Task material:
## START
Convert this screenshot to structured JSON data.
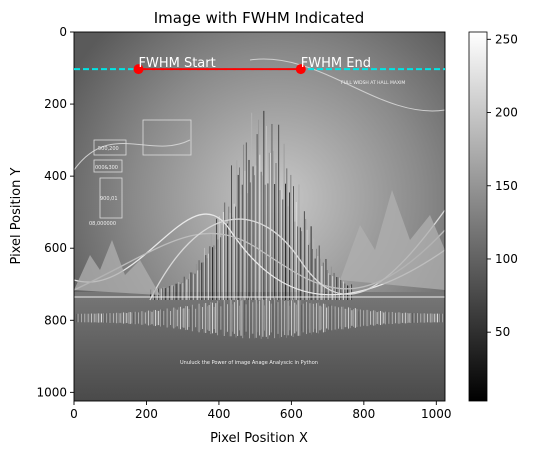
{
  "chart_data": {
    "type": "heatmap",
    "title": "Image with FWHM Indicated",
    "xlabel": "Pixel Position X",
    "ylabel": "Pixel Position Y",
    "xlim": [
      0,
      1024
    ],
    "ylim": [
      1024,
      0
    ],
    "xticks": [
      0,
      200,
      400,
      600,
      800,
      1000
    ],
    "yticks": [
      0,
      200,
      400,
      600,
      800,
      1000
    ],
    "colormap": "gray",
    "colorbar": {
      "range": [
        3,
        255
      ],
      "ticks": [
        50,
        100,
        150,
        200,
        250
      ]
    },
    "half_max_line": {
      "y": 103,
      "color": "#00e5e5",
      "style": "dashed"
    },
    "fwhm_segment": {
      "x_start": 178,
      "x_end": 626,
      "y": 103,
      "color": "#ff0000"
    },
    "annotations": [
      {
        "text": "FWHM Start",
        "x": 178,
        "y": 103
      },
      {
        "text": "FWHM End",
        "x": 626,
        "y": 103
      }
    ]
  },
  "image_text": [
    "FULL WIDSH AT HALL MAXIM",
    "Unuluck the Power of image Anage Analyscic in Python",
    "500,200",
    "000&300",
    "900,01",
    "08,000000"
  ],
  "colors": {
    "half_max_line": "#00e5e5",
    "fwhm_segment": "#ff0000"
  }
}
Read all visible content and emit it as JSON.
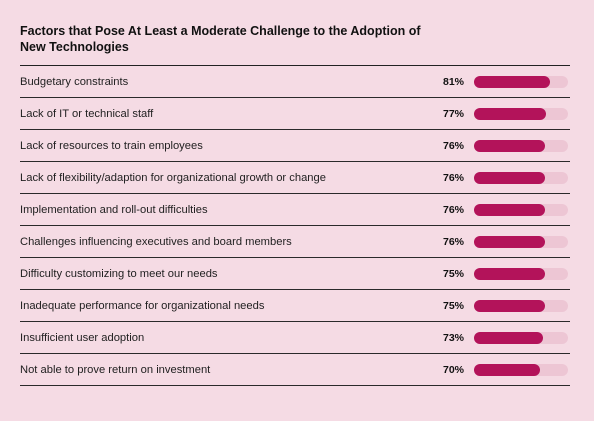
{
  "chart_data": {
    "type": "bar",
    "orientation": "horizontal",
    "title": "Factors that Pose At Least a Moderate Challenge to the Adoption of New Technologies",
    "categories": [
      "Budgetary constraints",
      "Lack of IT or technical staff",
      "Lack of resources to train employees",
      "Lack of flexibility/adaption for organizational growth or change",
      "Implementation and roll-out difficulties",
      "Challenges influencing executives and board members",
      "Difficulty customizing to meet our needs",
      "Inadequate performance for organizational needs",
      "Insufficient user adoption",
      "Not able to prove return on investment"
    ],
    "values": [
      81,
      77,
      76,
      76,
      76,
      76,
      75,
      75,
      73,
      70
    ],
    "value_labels": [
      "81%",
      "77%",
      "76%",
      "76%",
      "76%",
      "76%",
      "75%",
      "75%",
      "73%",
      "70%"
    ],
    "xlim": [
      0,
      100
    ],
    "colors": {
      "bar": "#b3135a",
      "track": "#edc6d4",
      "background": "#f5dbe4"
    }
  }
}
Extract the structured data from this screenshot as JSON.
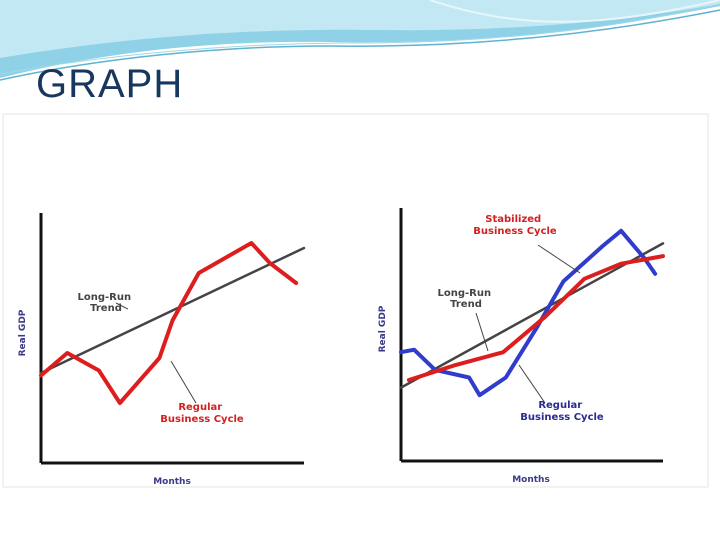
{
  "slide": {
    "title": "GRAPH"
  },
  "colors": {
    "title": "#17375e",
    "trend": "#444444",
    "regular": "#dd1e1e",
    "blue": "#2f3ccc",
    "banner": "#7cc7e0",
    "axis": "#111111"
  },
  "chart_data": [
    {
      "type": "line",
      "xlabel": "Months",
      "ylabel": "Real GDP",
      "xlim": [
        0,
        10
      ],
      "ylim": [
        0,
        10
      ],
      "grid": false,
      "series": [
        {
          "name": "Long-Run Trend",
          "color": "#444444",
          "x": [
            0,
            10
          ],
          "y": [
            3.6,
            8.6
          ]
        },
        {
          "name": "Regular Business Cycle",
          "color": "#dd1e1e",
          "x": [
            0,
            1,
            2.2,
            3,
            4.5,
            5,
            6,
            8,
            8.7,
            9.7
          ],
          "y": [
            3.5,
            4.4,
            3.7,
            2.4,
            4.2,
            5.7,
            7.6,
            8.8,
            8,
            7.2
          ]
        }
      ],
      "annotations": [
        {
          "lines": [
            "Long-Run",
            "Trend"
          ],
          "style": "gray"
        },
        {
          "lines": [
            "Regular",
            "Business Cycle"
          ],
          "style": "red"
        }
      ]
    },
    {
      "type": "line",
      "xlabel": "Months",
      "ylabel": "Real GDP",
      "xlim": [
        0,
        10
      ],
      "ylim": [
        0,
        10
      ],
      "grid": false,
      "series": [
        {
          "name": "Long-Run Trend",
          "color": "#444444",
          "x": [
            0,
            10
          ],
          "y": [
            2.9,
            8.6
          ]
        },
        {
          "name": "Regular Business Cycle",
          "color": "#2f3ccc",
          "x": [
            0,
            0.5,
            1.3,
            2.6,
            3,
            4,
            5.2,
            6.2,
            7.7,
            8.4,
            9.3,
            9.7
          ],
          "y": [
            4.3,
            4.4,
            3.6,
            3.3,
            2.6,
            3.3,
            5.3,
            7.1,
            8.5,
            9.1,
            8,
            7.4
          ]
        },
        {
          "name": "Stabilized Business Cycle",
          "color": "#dd1e1e",
          "x": [
            0.3,
            2.1,
            3.9,
            5.5,
            7,
            8.4,
            10
          ],
          "y": [
            3.2,
            3.8,
            4.3,
            5.7,
            7.2,
            7.8,
            8.1
          ]
        }
      ],
      "annotations": [
        {
          "lines": [
            "Stabilized",
            "Business Cycle"
          ],
          "style": "red"
        },
        {
          "lines": [
            "Long-Run",
            "Trend"
          ],
          "style": "gray"
        },
        {
          "lines": [
            "Regular",
            "Business Cycle"
          ],
          "style": "navy"
        }
      ]
    }
  ]
}
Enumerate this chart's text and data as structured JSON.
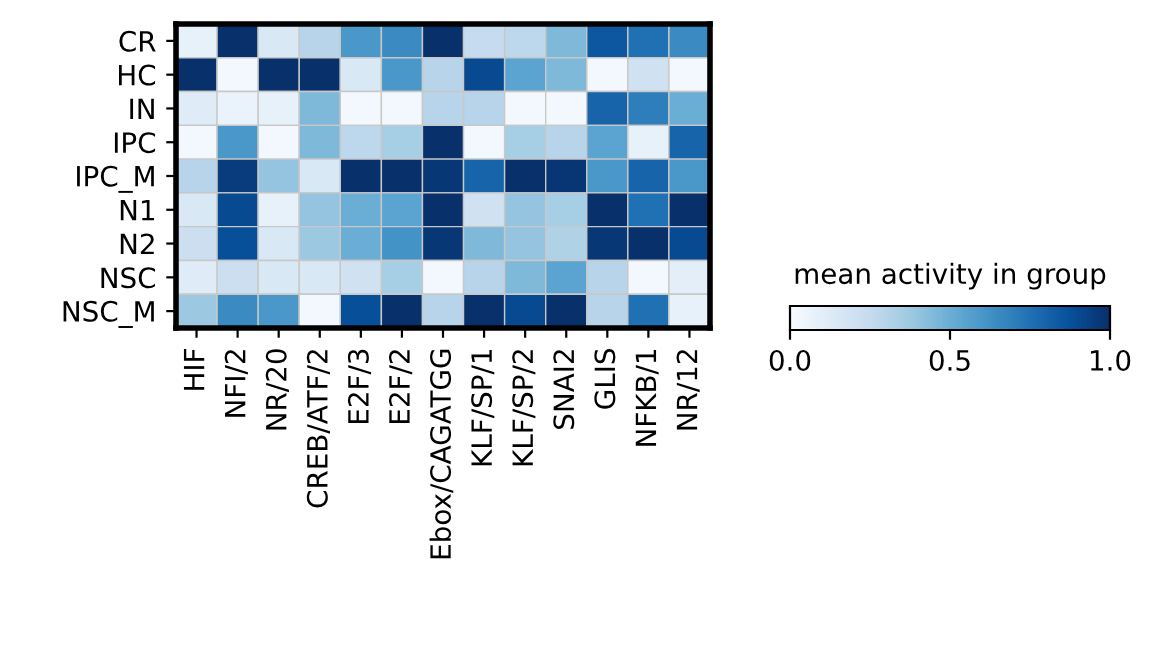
{
  "chart_data": {
    "type": "heatmap",
    "clabel": "mean activity in group",
    "clim": [
      0,
      1
    ],
    "cticks": [
      {
        "value": 0,
        "label": "0.0"
      },
      {
        "value": 0.5,
        "label": "0.5"
      },
      {
        "value": 1,
        "label": "1.0"
      }
    ],
    "categories": [
      "HIF",
      "NFI/2",
      "NR/20",
      "CREB/ATF/2",
      "E2F/3",
      "E2F/2",
      "Ebox/CAGATGG",
      "KLF/SP/1",
      "KLF/SP/2",
      "SNAI2",
      "GLIS",
      "NFKB/1",
      "NR/12"
    ],
    "y_categories": [
      "CR",
      "HC",
      "IN",
      "IPC",
      "IPC_M",
      "N1",
      "N2",
      "NSC",
      "NSC_M"
    ],
    "cells": [
      [
        0.08,
        1.0,
        0.15,
        0.3,
        0.6,
        0.65,
        1.0,
        0.25,
        0.28,
        0.45,
        0.85,
        0.75,
        0.65
      ],
      [
        1.0,
        0.02,
        1.0,
        1.0,
        0.15,
        0.6,
        0.3,
        0.9,
        0.55,
        0.45,
        0.02,
        0.2,
        0.02
      ],
      [
        0.12,
        0.07,
        0.08,
        0.45,
        0.02,
        0.02,
        0.3,
        0.3,
        0.02,
        0.02,
        0.8,
        0.7,
        0.5
      ],
      [
        0.02,
        0.6,
        0.02,
        0.45,
        0.28,
        0.35,
        1.0,
        0.02,
        0.35,
        0.3,
        0.55,
        0.08,
        0.8
      ],
      [
        0.3,
        0.95,
        0.4,
        0.15,
        1.0,
        1.0,
        0.97,
        0.8,
        1.0,
        0.98,
        0.6,
        0.8,
        0.6
      ],
      [
        0.15,
        0.9,
        0.08,
        0.4,
        0.5,
        0.55,
        1.0,
        0.2,
        0.4,
        0.35,
        1.0,
        0.75,
        1.0
      ],
      [
        0.22,
        0.88,
        0.15,
        0.38,
        0.5,
        0.62,
        0.97,
        0.45,
        0.4,
        0.32,
        0.97,
        1.0,
        0.9
      ],
      [
        0.12,
        0.22,
        0.15,
        0.15,
        0.2,
        0.35,
        0.02,
        0.3,
        0.45,
        0.55,
        0.3,
        0.02,
        0.1
      ],
      [
        0.38,
        0.65,
        0.6,
        0.02,
        0.88,
        1.0,
        0.3,
        1.0,
        0.9,
        1.0,
        0.3,
        0.75,
        0.08
      ]
    ]
  }
}
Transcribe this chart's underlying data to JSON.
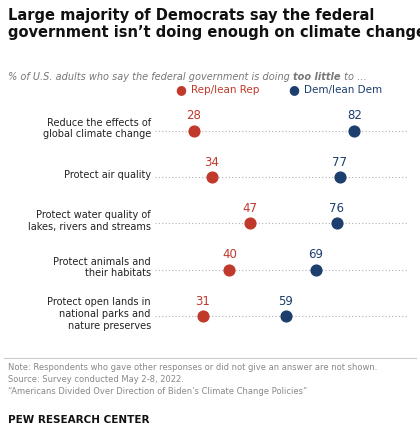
{
  "title_line1": "Large majority of Democrats say the federal",
  "title_line2": "government isn’t doing enough on climate change",
  "subtitle_plain": "% of U.S. adults who say the federal government is doing ",
  "subtitle_bold": "too little",
  "subtitle_end": " to …",
  "categories": [
    "Reduce the effects of\nglobal climate change",
    "Protect air quality",
    "Protect water quality of\nlakes, rivers and streams",
    "Protect animals and\ntheir habitats",
    "Protect open lands in\nnational parks and\nnature preserves"
  ],
  "rep_values": [
    28,
    34,
    47,
    40,
    31
  ],
  "dem_values": [
    82,
    77,
    76,
    69,
    59
  ],
  "rep_color": "#C0392B",
  "dem_color": "#1C3F6E",
  "rep_label": "Rep/lean Rep",
  "dem_label": "Dem/lean Dem",
  "note_line1": "Note: Respondents who gave other responses or did not give an answer are not shown.",
  "note_line2": "Source: Survey conducted May 2-8, 2022.",
  "note_line3": "“Americans Divided Over Direction of Biden’s Climate Change Policies”",
  "source_label": "PEW RESEARCH CENTER",
  "xlim_left": 15,
  "xlim_right": 100,
  "background_color": "#ffffff"
}
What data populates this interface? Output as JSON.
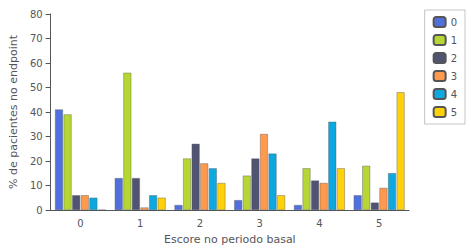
{
  "chart_data": {
    "type": "bar",
    "xlabel": "Escore no periodo basal",
    "ylabel": "% de pacientes no endpoint",
    "categories": [
      "0",
      "1",
      "2",
      "3",
      "4",
      "5"
    ],
    "series": [
      {
        "name": "0",
        "values": [
          41,
          13,
          2,
          4,
          2,
          6
        ]
      },
      {
        "name": "1",
        "values": [
          39,
          56,
          21,
          14,
          17,
          18
        ]
      },
      {
        "name": "2",
        "values": [
          6,
          13,
          27,
          21,
          12,
          3
        ]
      },
      {
        "name": "3",
        "values": [
          6,
          1,
          19,
          31,
          11,
          9
        ]
      },
      {
        "name": "4",
        "values": [
          5,
          6,
          17,
          23,
          36,
          15
        ]
      },
      {
        "name": "5",
        "values": [
          0,
          5,
          11,
          6,
          17,
          48
        ]
      }
    ],
    "ylim": [
      0,
      80
    ],
    "yticks": [
      0,
      10,
      20,
      30,
      40,
      50,
      60,
      70,
      80
    ],
    "grid": false,
    "legend": "right"
  }
}
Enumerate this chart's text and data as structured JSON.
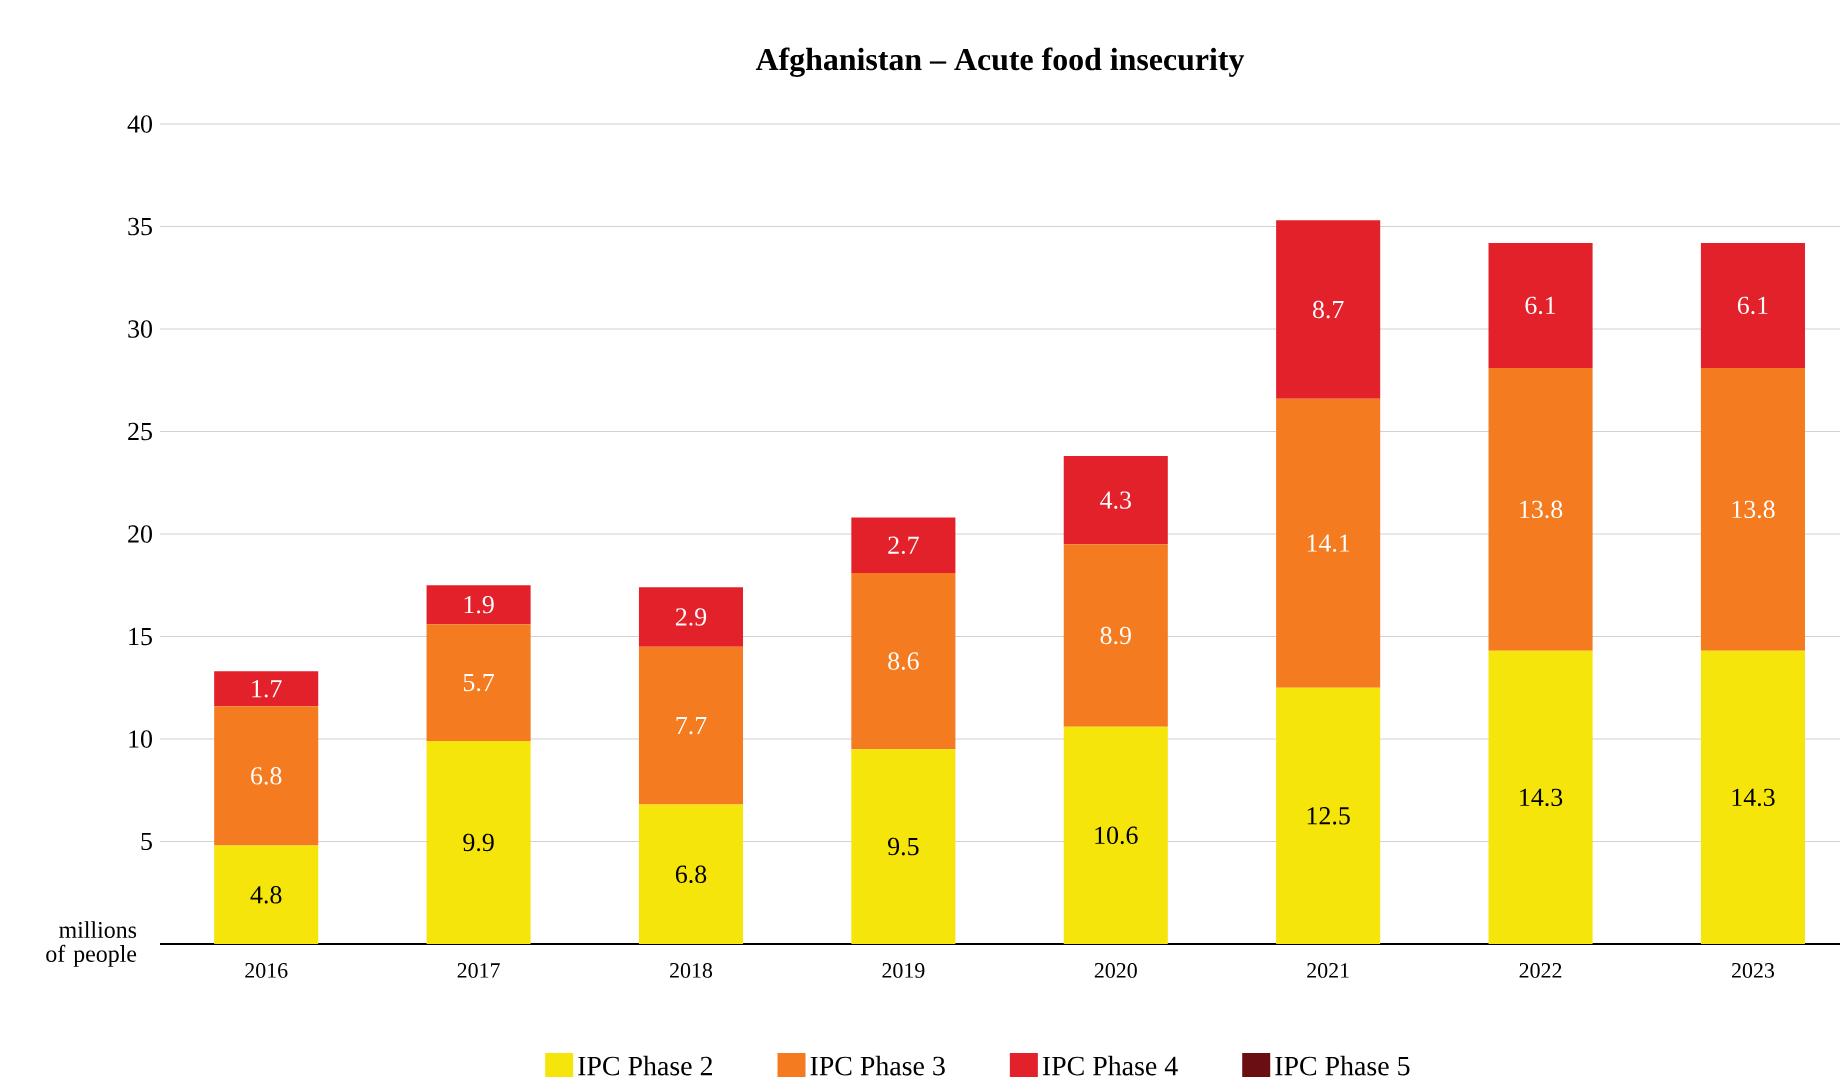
{
  "chart_data": {
    "type": "bar",
    "stacked": true,
    "title": "Afghanistan – Acute food insecurity",
    "ylabel": "millions of people",
    "categories": [
      "2016",
      "2017",
      "2018",
      "2019",
      "2020",
      "2021",
      "2022",
      "2023"
    ],
    "series": [
      {
        "name": "IPC Phase 2",
        "color": "#f5e50a",
        "values": [
          4.8,
          9.9,
          6.8,
          9.5,
          10.6,
          12.5,
          14.3,
          14.3
        ]
      },
      {
        "name": "IPC Phase 3",
        "color": "#f47b20",
        "values": [
          6.8,
          5.7,
          7.7,
          8.6,
          8.9,
          14.1,
          13.8,
          13.8
        ]
      },
      {
        "name": "IPC Phase 4",
        "color": "#e3212b",
        "values": [
          1.7,
          1.9,
          2.9,
          2.7,
          4.3,
          8.7,
          6.1,
          6.1
        ]
      },
      {
        "name": "IPC Phase 5",
        "color": "#6b0e12",
        "values": [
          null,
          null,
          null,
          null,
          null,
          null,
          null,
          null
        ]
      }
    ],
    "ylim": [
      0,
      40
    ],
    "yticks": [
      5,
      10,
      15,
      20,
      25,
      30,
      35,
      40
    ],
    "grid": "y",
    "legend": "bottom",
    "data_labels": true
  }
}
## END
Directions: Gather from the records above every line containing the string "Pixel".

Solution:
    "xlabel": "Pixel Position X",
    "ylabel": "Pixel Position Y",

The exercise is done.